* [What the exercise asks]:
Leaving out the pictures, write the following records exactly as they read.

* [Task input]:
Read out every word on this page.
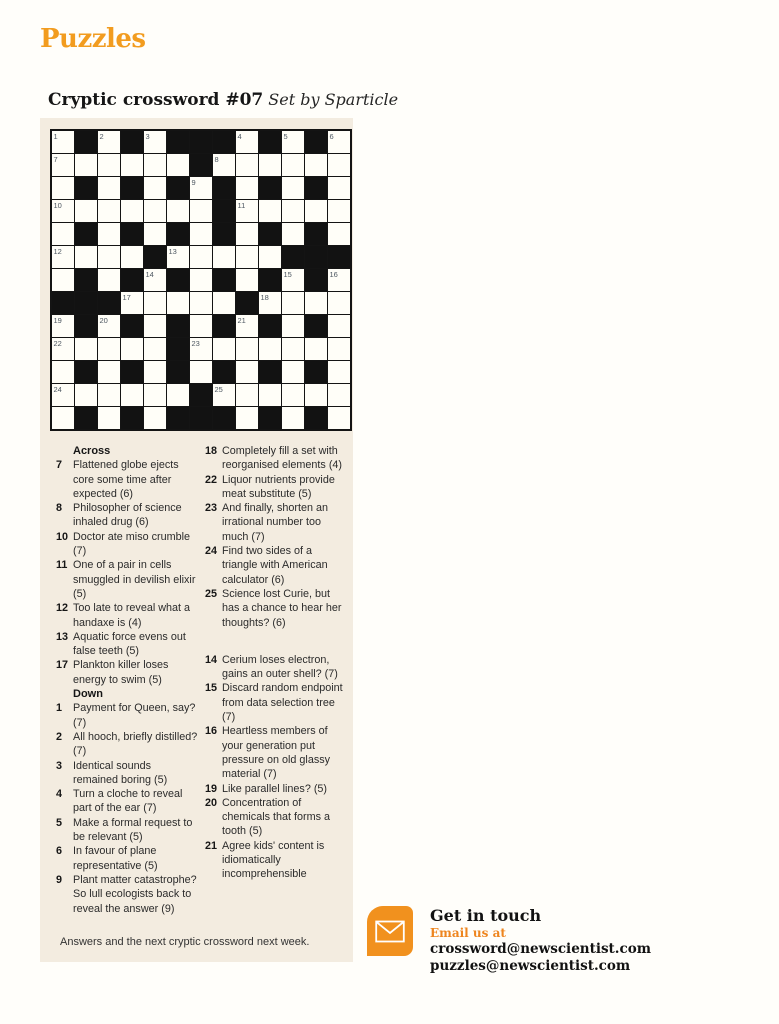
Puzzles
Cryptic crossword #07 Set by Sparticle
1	2	3	4	5	6
7	8
9
10	11
12	13
14	15	16
17	18
19	20	21
22	23
24	25
Across
7	Flattened globe ejects core some time after expected (6)
8	Philosopher of science inhaled drug (6)
10 Doctor ate miso crumble (7)
11 One of a pair in cells smuggled in devilish elixir (5)
12 Too late to reveal what a handaxe is (4)
13 Aquatic force evens out false teeth (5)
17 Plankton killer loses energy to swim (5)
Down
1	Payment for Queen, say? (7)
2	All hooch, briefly distilled? (7)
3	Identical sounds remained boring (5)
4	Turn a cloche to reveal part of the ear (7)
5	Make a formal request to be relevant (5)
6	In favour of plane representative (5)
9	Plant matter catastrophe? So lull ecologists back to reveal the answer (9)
18 Completely fill a set with reorganised elements (4)
22 Liquor nutrients provide meat substitute (5)
23 And finally, shorten an irrational number too much (7)
24 Find two sides of a triangle with American calculator (6)
25 Science lost Curie, but has a chance to hear her thoughts? (6)
14 Cerium loses electron, gains an outer shell? (7)
15 Discard random endpoint from data selection tree (7)
16 Heartless members of your generation put pressure on old glassy material (7)
19 Like parallel lines? (5)
20 Concentration of chemicals that forms a tooth (5)
21 Agree kids' content is idiomatically incomprehensible
Answers and the next cryptic crossword next week.
Get in touch
Email us at
crossword@newscientist.com
puzzles@newscientist.com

* [Answer for the task]:
Read out every word on this page.
Puzzles
Cryptic crossword #07 Set by Sparticle
1	2	3	4	5	6
7	8
9
10	11
12	13
14	15	16
17	18
19	20	21
22	23
24	25
Across
7	Flattened globe ejects core some time after expected (6)
8	Philosopher of science inhaled drug (6)
10 Doctor ate miso crumble (7)
11 One of a pair in cells smuggled in devilish elixir (5)
12 Too late to reveal what a handaxe is (4)
13 Aquatic force evens out false teeth (5)
17 Plankton killer loses energy to swim (5)
Down
1	Payment for Queen, say? (7)
2	All hooch, briefly distilled? (7)
3	Identical sounds remained boring (5)
4	Turn a cloche to reveal part of the ear (7)
5	Make a formal request to be relevant (5)
6	In favour of plane representative (5)
9	Plant matter catastrophe? So lull ecologists back to reveal the answer (9)
18 Completely fill a set with reorganised elements (4)
22 Liquor nutrients provide meat substitute (5)
23 And finally, shorten an irrational number too much (7)
24 Find two sides of a triangle with American calculator (6)
25 Science lost Curie, but has a chance to hear her thoughts? (6)
14 Cerium loses electron, gains an outer shell? (7)
15 Discard random endpoint from data selection tree (7)
16 Heartless members of your generation put pressure on old glassy material (7)
19 Like parallel lines? (5)
20 Concentration of chemicals that forms a tooth (5)
21 Agree kids' content is idiomatically incomprehensible
Answers and the next cryptic crossword next week.
Get in touch
Email us at
crossword@newscientist.com
puzzles@newscientist.com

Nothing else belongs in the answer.